- Task statement -
Pick out every line in the items below that contains the string "what", and copy each one.

- Extracted material -
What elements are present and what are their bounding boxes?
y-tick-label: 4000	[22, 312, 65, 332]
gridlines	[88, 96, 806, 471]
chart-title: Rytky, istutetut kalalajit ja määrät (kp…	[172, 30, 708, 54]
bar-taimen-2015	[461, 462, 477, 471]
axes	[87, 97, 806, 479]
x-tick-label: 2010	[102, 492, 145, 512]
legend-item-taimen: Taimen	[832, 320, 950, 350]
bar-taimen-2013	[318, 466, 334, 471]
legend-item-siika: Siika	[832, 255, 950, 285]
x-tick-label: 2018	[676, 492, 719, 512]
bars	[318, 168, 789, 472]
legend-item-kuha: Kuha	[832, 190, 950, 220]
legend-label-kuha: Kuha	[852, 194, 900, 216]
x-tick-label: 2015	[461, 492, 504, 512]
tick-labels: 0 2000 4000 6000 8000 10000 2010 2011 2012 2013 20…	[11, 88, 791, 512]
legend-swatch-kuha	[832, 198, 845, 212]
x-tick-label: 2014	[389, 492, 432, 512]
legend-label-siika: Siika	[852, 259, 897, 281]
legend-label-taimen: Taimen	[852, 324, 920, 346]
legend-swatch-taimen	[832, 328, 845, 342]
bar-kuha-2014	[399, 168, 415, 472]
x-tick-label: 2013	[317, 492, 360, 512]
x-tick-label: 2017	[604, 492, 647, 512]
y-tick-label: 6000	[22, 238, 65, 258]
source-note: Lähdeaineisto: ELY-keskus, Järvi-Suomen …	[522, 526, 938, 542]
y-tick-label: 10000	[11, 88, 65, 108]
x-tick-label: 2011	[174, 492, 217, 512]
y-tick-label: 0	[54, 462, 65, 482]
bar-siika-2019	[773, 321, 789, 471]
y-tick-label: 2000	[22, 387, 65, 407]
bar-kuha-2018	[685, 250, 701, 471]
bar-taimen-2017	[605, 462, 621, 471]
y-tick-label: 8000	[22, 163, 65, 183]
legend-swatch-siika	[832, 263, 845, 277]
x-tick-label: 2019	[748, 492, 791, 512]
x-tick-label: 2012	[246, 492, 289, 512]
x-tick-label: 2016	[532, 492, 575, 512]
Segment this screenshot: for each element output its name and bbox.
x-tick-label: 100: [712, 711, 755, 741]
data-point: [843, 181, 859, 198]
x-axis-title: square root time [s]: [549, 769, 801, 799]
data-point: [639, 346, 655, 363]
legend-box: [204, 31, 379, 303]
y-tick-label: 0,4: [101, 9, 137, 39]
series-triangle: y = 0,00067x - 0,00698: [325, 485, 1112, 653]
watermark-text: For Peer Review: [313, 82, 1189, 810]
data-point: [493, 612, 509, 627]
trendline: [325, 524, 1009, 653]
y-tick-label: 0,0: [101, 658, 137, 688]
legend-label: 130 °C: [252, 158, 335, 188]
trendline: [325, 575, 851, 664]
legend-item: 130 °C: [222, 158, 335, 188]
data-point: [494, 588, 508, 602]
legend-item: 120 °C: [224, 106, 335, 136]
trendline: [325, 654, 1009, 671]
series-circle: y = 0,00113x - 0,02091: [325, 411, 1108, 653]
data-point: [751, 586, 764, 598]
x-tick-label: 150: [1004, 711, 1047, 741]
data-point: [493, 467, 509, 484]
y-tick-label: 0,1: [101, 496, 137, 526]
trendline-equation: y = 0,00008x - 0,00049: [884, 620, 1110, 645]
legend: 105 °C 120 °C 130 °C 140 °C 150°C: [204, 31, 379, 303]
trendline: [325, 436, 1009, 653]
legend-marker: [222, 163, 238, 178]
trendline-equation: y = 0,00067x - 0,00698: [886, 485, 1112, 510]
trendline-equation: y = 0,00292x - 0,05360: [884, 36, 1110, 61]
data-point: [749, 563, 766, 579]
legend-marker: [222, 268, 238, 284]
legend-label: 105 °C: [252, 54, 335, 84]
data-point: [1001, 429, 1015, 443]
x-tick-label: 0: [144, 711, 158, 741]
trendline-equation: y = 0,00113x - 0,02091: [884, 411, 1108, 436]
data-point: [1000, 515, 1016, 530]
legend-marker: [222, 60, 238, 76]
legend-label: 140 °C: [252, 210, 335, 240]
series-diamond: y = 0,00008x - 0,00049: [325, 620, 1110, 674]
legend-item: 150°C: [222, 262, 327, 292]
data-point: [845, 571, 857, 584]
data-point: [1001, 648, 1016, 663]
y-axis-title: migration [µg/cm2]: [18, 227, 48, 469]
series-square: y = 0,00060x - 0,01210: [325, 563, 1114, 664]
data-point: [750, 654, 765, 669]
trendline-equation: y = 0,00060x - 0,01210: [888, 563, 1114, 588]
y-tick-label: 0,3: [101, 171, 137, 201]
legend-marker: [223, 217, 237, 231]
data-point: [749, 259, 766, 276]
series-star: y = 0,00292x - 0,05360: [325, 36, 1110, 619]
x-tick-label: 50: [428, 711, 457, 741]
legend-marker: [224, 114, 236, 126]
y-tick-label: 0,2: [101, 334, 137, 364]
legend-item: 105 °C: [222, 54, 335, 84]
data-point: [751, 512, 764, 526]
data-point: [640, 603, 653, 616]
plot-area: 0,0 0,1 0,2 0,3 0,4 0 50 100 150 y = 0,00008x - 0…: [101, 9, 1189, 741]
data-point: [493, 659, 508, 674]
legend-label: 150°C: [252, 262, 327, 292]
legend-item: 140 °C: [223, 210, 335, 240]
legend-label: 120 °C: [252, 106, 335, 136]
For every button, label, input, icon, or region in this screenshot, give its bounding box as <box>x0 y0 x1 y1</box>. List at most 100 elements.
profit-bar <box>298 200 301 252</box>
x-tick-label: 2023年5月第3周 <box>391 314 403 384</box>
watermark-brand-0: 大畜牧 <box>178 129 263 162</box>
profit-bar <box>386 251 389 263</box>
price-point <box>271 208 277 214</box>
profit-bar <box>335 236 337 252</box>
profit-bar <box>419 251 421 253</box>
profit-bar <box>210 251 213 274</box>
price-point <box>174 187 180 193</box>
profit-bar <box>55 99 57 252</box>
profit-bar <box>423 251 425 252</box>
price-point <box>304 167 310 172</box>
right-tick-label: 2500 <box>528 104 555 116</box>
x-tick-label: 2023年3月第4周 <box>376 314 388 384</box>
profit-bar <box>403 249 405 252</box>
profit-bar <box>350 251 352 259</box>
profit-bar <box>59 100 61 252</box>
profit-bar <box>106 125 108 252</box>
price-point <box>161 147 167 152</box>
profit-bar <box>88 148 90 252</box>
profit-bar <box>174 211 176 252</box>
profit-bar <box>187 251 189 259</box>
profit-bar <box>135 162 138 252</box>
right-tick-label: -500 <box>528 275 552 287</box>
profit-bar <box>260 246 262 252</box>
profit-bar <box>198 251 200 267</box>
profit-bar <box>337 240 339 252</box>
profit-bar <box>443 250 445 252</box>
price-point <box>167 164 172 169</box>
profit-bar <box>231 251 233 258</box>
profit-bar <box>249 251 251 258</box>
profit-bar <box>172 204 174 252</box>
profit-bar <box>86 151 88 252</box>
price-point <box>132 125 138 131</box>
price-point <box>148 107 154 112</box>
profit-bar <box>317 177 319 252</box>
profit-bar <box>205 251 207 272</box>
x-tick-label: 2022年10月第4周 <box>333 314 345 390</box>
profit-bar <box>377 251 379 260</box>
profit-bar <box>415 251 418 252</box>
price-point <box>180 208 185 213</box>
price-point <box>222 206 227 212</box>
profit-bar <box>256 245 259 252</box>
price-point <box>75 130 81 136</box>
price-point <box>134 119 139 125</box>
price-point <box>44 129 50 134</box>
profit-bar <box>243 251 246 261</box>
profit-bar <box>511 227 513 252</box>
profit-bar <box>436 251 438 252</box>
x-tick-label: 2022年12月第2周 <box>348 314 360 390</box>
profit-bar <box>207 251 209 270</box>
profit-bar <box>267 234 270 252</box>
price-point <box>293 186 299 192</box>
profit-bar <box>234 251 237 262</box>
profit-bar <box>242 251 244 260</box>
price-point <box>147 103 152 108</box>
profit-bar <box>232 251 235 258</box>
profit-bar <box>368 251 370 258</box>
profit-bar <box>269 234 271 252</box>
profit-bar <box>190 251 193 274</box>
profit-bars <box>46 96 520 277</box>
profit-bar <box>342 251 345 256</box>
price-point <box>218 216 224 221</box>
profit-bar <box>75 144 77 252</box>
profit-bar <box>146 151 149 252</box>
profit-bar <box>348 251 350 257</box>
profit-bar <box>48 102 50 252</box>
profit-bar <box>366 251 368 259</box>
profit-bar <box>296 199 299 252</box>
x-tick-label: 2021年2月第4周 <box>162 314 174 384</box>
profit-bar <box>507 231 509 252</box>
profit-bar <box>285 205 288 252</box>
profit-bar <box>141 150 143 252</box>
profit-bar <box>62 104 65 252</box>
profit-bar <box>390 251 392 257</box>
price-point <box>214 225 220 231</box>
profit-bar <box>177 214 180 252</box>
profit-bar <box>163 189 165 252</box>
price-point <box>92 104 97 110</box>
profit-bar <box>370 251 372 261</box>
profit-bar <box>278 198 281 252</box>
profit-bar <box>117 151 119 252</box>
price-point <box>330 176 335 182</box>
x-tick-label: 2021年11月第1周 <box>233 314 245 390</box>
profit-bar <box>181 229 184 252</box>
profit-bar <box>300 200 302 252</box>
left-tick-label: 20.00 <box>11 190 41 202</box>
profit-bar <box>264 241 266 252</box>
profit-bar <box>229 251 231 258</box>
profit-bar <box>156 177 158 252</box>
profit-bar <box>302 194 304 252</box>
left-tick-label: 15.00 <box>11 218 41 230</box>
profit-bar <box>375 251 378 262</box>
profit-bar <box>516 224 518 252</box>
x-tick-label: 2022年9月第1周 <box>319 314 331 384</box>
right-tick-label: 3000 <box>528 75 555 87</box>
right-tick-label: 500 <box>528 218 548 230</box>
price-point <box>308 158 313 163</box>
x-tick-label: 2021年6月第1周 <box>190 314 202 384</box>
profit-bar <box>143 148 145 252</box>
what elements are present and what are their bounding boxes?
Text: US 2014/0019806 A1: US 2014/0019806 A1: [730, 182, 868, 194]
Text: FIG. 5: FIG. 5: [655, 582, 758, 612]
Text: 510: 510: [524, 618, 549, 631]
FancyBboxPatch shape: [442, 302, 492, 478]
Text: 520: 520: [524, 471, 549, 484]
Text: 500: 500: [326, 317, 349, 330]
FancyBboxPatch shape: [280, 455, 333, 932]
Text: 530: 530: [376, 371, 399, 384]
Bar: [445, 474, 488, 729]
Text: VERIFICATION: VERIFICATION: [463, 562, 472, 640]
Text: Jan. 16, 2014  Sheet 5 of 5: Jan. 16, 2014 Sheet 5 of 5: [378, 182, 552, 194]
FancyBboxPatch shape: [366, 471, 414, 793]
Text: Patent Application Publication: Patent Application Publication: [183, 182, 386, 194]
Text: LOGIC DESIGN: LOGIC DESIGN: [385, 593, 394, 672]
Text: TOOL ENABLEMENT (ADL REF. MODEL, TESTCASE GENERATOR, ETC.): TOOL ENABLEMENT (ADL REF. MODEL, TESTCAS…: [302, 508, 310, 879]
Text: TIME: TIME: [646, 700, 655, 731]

- Solution below -
What elements are present and what are their bounding boxes?
what elements are present and what are their bounding boxes?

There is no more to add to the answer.